__TASK TO CARRY OUT__
Provide an exact reproduction of every entry.

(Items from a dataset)
--- begin ---

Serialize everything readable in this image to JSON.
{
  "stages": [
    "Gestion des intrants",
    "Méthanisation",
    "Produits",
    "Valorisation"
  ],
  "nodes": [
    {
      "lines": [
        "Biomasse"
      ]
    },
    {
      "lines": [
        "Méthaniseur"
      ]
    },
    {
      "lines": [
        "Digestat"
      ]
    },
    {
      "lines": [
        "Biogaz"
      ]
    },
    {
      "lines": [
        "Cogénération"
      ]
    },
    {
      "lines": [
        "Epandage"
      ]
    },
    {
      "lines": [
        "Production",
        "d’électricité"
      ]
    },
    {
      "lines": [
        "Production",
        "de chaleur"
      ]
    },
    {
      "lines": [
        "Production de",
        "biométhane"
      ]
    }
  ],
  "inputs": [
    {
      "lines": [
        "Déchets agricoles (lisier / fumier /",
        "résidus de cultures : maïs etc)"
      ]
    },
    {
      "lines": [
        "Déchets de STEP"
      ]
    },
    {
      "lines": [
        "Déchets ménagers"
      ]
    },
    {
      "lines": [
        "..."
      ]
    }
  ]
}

--- end ---

__ANSWER TO THIS PROBLEM__
Serialize everything readable in this image to JSON.
{
  "stages": [
    "Gestion des intrants",
    "Méthanisation",
    "Produits",
    "Valorisation"
  ],
  "nodes": [
    {
      "lines": [
        "Biomasse"
      ]
    },
    {
      "lines": [
        "Méthaniseur"
      ]
    },
    {
      "lines": [
        "Digestat"
      ]
    },
    {
      "lines": [
        "Biogaz"
      ]
    },
    {
      "lines": [
        "Cogénération"
      ]
    },
    {
      "lines": [
        "Epandage"
      ]
    },
    {
      "lines": [
        "Production",
        "d’électricité"
      ]
    },
    {
      "lines": [
        "Production",
        "de chaleur"
      ]
    },
    {
      "lines": [
        "Production de",
        "biométhane"
      ]
    }
  ],
  "inputs": [
    {
      "lines": [
        "Déchets agricoles (lisier / fumier /",
        "résidus de cultures : maïs etc)"
      ]
    },
    {
      "lines": [
        "Déchets de STEP"
      ]
    },
    {
      "lines": [
        "Déchets ménagers"
      ]
    },
    {
      "lines": [
        "..."
      ]
    }
  ]
}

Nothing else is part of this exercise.